Identify the lines in the data below that contain "technologies" and give only how many there are.

-- Start --

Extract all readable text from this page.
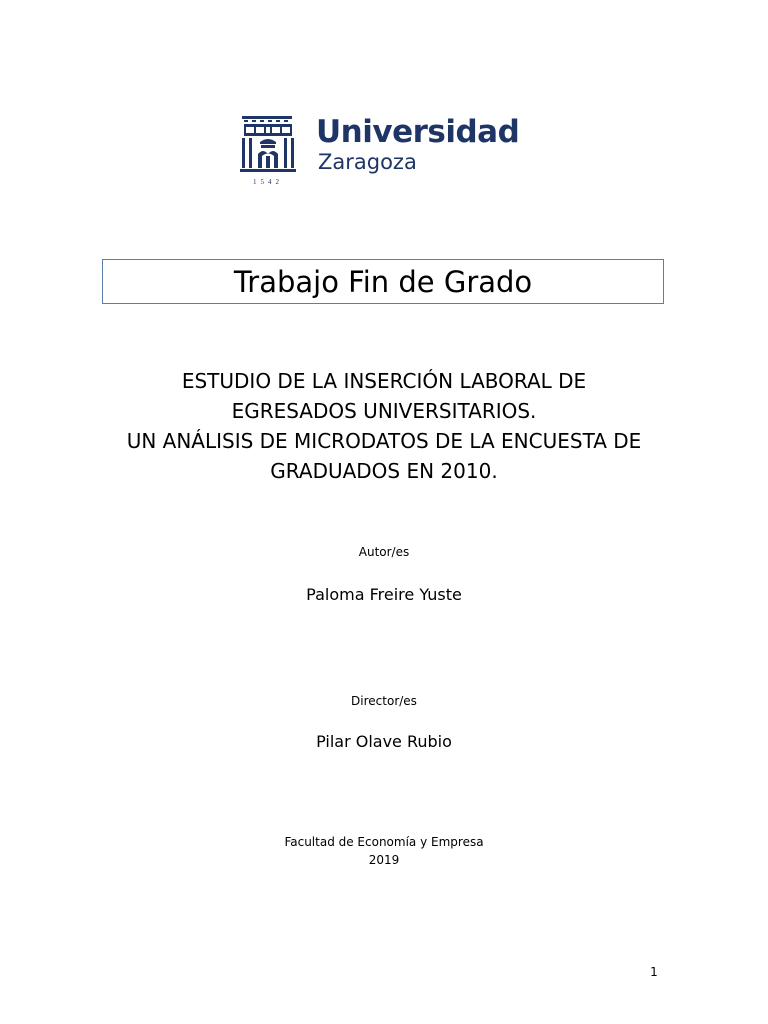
1542
Universidad
Zaragoza
Trabajo Fin de Grado
ESTUDIO DE LA INSERCIÓN LABORAL DE
EGRESADOS UNIVERSITARIOS.
UN ANÁLISIS DE MICRODATOS DE LA ENCUESTA DE
GRADUADOS EN 2010.
Autor/es
Paloma Freire Yuste
Director/es
Pilar Olave Rubio
Facultad de Economía y Empresa
2019
1
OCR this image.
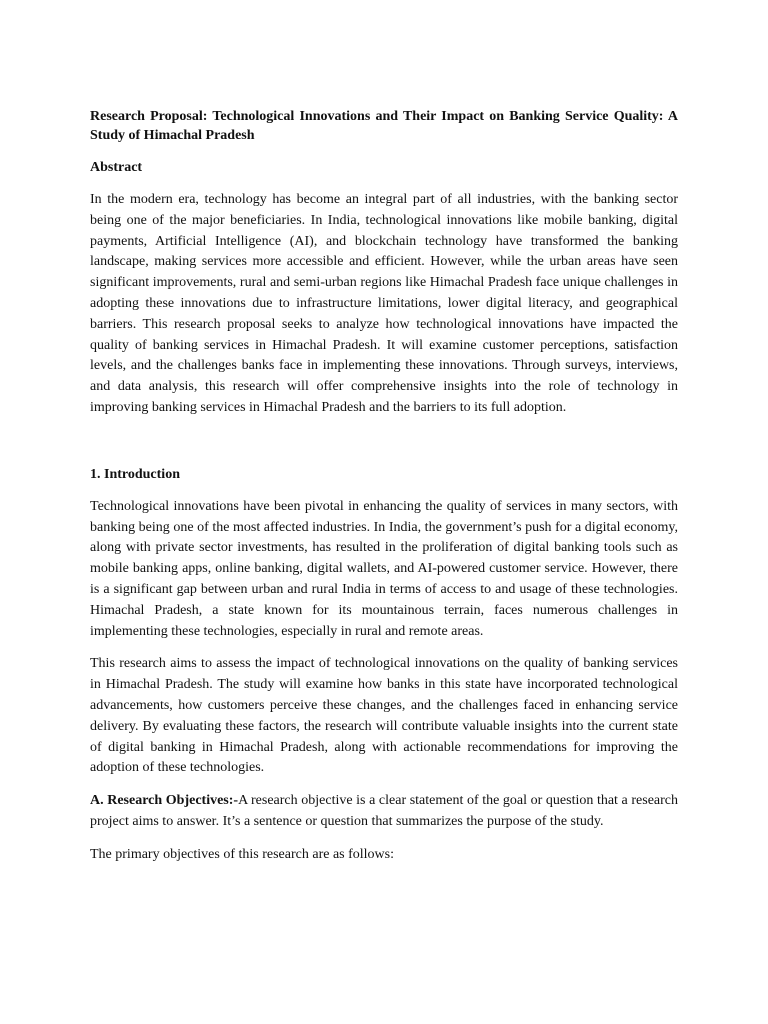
Research Proposal: Technological Innovations and Their Impact on Banking Service Quality: A Study of Himachal Pradesh

Abstract

In the modern era, technology has become an integral part of all industries, with the banking sector being one of the major beneficiaries. In India, technological innovations like mobile banking, digital payments, Artificial Intelligence (AI), and blockchain technology have transformed the banking landscape, making services more accessible and efficient. However, while the urban areas have seen significant improvements, rural and semi-urban regions like Himachal Pradesh face unique challenges in adopting these innovations due to infrastructure limitations, lower digital literacy, and geographical barriers. This research proposal seeks to analyze how technological innovations have impacted the quality of banking services in Himachal Pradesh. It will examine customer perceptions, satisfaction levels, and the challenges banks face in implementing these innovations. Through surveys, interviews, and data analysis, this research will offer comprehensive insights into the role of technology in improving banking services in Himachal Pradesh and the barriers to its full adoption.

1. Introduction

Technological innovations have been pivotal in enhancing the quality of services in many sectors, with banking being one of the most affected industries. In India, the government’s push for a digital economy, along with private sector investments, has resulted in the proliferation of digital banking tools such as mobile banking apps, online banking, digital wallets, and AI-powered customer service. However, there is a significant gap between urban and rural India in terms of access to and usage of these technologies. Himachal Pradesh, a state known for its mountainous terrain, faces numerous challenges in implementing these technologies, especially in rural and remote areas.

This research aims to assess the impact of technological innovations on the quality of banking services in Himachal Pradesh. The study will examine how banks in this state have incorporated technological advancements, how customers perceive these changes, and the challenges faced in enhancing service delivery. By evaluating these factors, the research will contribute valuable insights into the current state of digital banking in Himachal Pradesh, along with actionable recommendations for improving the adoption of these technologies.

A. Research Objectives:-A research objective is a clear statement of the goal or question that a research project aims to answer. It’s a sentence or question that summarizes the purpose of the study.

The primary objectives of this research are as follows:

-- End --

FINISHED TASK -
2